* **Task statement**: Search the data for the string "Осуществлять" and extract every line where it appears.

* **Supplied data**:
"""

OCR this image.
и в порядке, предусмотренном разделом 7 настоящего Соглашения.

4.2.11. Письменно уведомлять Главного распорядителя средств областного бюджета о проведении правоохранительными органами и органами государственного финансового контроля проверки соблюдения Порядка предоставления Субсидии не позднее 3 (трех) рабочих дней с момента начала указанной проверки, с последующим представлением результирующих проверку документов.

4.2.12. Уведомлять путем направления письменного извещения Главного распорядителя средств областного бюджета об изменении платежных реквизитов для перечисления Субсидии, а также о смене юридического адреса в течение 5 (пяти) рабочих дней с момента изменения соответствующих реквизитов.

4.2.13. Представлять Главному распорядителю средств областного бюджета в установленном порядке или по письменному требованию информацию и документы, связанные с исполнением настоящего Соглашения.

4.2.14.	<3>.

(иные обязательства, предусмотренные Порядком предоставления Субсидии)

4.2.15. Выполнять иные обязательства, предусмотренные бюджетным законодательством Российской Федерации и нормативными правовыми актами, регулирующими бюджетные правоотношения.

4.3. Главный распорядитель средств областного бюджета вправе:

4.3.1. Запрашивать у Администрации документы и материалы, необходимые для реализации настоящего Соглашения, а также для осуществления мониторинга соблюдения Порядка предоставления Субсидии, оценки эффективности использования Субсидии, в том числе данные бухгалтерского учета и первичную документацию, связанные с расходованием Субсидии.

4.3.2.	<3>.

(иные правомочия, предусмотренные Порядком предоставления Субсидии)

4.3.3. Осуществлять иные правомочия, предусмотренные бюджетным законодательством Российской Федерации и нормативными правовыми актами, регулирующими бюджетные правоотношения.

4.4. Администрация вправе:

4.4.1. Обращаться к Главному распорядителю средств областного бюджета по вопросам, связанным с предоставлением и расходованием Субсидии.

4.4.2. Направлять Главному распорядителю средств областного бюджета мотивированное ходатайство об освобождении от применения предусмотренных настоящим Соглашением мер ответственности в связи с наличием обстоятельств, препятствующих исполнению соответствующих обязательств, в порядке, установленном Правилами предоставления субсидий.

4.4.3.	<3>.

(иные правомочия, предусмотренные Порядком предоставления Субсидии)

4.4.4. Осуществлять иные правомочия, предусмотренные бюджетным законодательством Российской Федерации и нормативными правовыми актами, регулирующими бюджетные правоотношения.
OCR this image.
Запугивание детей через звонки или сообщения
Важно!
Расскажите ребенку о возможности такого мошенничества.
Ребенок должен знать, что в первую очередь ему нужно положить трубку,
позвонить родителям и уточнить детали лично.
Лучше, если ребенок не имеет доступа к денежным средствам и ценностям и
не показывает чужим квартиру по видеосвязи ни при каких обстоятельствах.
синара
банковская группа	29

"""

* **Output of the task**:
4.3.3. Осуществлять иные правомочия, предусмотренные бюджетным законодательством Российской Федерации и нормативными правовыми актами, регулирующими бюджетные правоотношения.
4.4.4. Осуществлять иные правомочия, предусмотренные бюджетным законодательством Российской Федерации и нормативными правовыми актами, регулирующими бюджетные правоотношения.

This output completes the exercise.